[Saved entries]

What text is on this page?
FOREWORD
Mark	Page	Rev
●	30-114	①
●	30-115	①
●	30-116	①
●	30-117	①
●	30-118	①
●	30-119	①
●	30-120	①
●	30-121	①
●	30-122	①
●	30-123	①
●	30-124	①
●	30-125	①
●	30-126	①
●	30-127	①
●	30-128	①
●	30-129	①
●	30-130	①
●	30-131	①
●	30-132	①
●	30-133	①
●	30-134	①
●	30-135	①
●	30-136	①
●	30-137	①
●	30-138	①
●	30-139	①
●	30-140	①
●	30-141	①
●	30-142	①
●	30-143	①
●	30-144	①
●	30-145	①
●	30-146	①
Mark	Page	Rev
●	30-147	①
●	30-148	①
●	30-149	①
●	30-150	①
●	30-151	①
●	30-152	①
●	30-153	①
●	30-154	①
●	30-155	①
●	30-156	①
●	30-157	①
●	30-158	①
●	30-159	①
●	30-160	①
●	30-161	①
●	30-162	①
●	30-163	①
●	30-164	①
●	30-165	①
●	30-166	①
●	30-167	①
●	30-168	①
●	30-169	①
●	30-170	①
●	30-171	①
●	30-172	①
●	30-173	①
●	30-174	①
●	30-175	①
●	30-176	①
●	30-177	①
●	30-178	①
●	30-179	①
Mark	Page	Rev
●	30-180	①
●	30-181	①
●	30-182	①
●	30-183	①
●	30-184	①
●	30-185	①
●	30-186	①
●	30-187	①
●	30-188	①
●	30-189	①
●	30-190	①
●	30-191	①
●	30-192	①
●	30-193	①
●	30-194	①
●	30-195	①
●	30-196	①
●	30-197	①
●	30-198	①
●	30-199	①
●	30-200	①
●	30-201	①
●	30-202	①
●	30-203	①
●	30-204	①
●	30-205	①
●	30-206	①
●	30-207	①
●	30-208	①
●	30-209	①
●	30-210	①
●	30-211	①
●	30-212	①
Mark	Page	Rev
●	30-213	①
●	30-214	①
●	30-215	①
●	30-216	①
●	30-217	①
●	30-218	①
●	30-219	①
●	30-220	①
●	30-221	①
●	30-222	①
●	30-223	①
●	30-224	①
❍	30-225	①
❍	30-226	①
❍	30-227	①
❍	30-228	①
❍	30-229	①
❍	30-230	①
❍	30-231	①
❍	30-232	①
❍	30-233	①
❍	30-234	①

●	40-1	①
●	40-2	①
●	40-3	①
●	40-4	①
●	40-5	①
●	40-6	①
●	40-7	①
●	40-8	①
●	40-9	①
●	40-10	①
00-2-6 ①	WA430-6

REQUIREMENTS » Write out the entries in full, exactly as given.

TASK ANSWER »
What text is on this page?
FOREWORD
Mark	Page	Rev
●	30-114	①
●	30-115	①
●	30-116	①
●	30-117	①
●	30-118	①
●	30-119	①
●	30-120	①
●	30-121	①
●	30-122	①
●	30-123	①
●	30-124	①
●	30-125	①
●	30-126	①
●	30-127	①
●	30-128	①
●	30-129	①
●	30-130	①
●	30-131	①
●	30-132	①
●	30-133	①
●	30-134	①
●	30-135	①
●	30-136	①
●	30-137	①
●	30-138	①
●	30-139	①
●	30-140	①
●	30-141	①
●	30-142	①
●	30-143	①
●	30-144	①
●	30-145	①
●	30-146	①
Mark	Page	Rev
●	30-147	①
●	30-148	①
●	30-149	①
●	30-150	①
●	30-151	①
●	30-152	①
●	30-153	①
●	30-154	①
●	30-155	①
●	30-156	①
●	30-157	①
●	30-158	①
●	30-159	①
●	30-160	①
●	30-161	①
●	30-162	①
●	30-163	①
●	30-164	①
●	30-165	①
●	30-166	①
●	30-167	①
●	30-168	①
●	30-169	①
●	30-170	①
●	30-171	①
●	30-172	①
●	30-173	①
●	30-174	①
●	30-175	①
●	30-176	①
●	30-177	①
●	30-178	①
●	30-179	①
Mark	Page	Rev
●	30-180	①
●	30-181	①
●	30-182	①
●	30-183	①
●	30-184	①
●	30-185	①
●	30-186	①
●	30-187	①
●	30-188	①
●	30-189	①
●	30-190	①
●	30-191	①
●	30-192	①
●	30-193	①
●	30-194	①
●	30-195	①
●	30-196	①
●	30-197	①
●	30-198	①
●	30-199	①
●	30-200	①
●	30-201	①
●	30-202	①
●	30-203	①
●	30-204	①
●	30-205	①
●	30-206	①
●	30-207	①
●	30-208	①
●	30-209	①
●	30-210	①
●	30-211	①
●	30-212	①
Mark	Page	Rev
●	30-213	①
●	30-214	①
●	30-215	①
●	30-216	①
●	30-217	①
●	30-218	①
●	30-219	①
●	30-220	①
●	30-221	①
●	30-222	①
●	30-223	①
●	30-224	①
❍	30-225	①
❍	30-226	①
❍	30-227	①
❍	30-228	①
❍	30-229	①
❍	30-230	①
❍	30-231	①
❍	30-232	①
❍	30-233	①
❍	30-234	①

●	40-1	①
●	40-2	①
●	40-3	①
●	40-4	①
●	40-5	①
●	40-6	①
●	40-7	①
●	40-8	①
●	40-9	①
●	40-10	①
00-2-6 ①	WA430-6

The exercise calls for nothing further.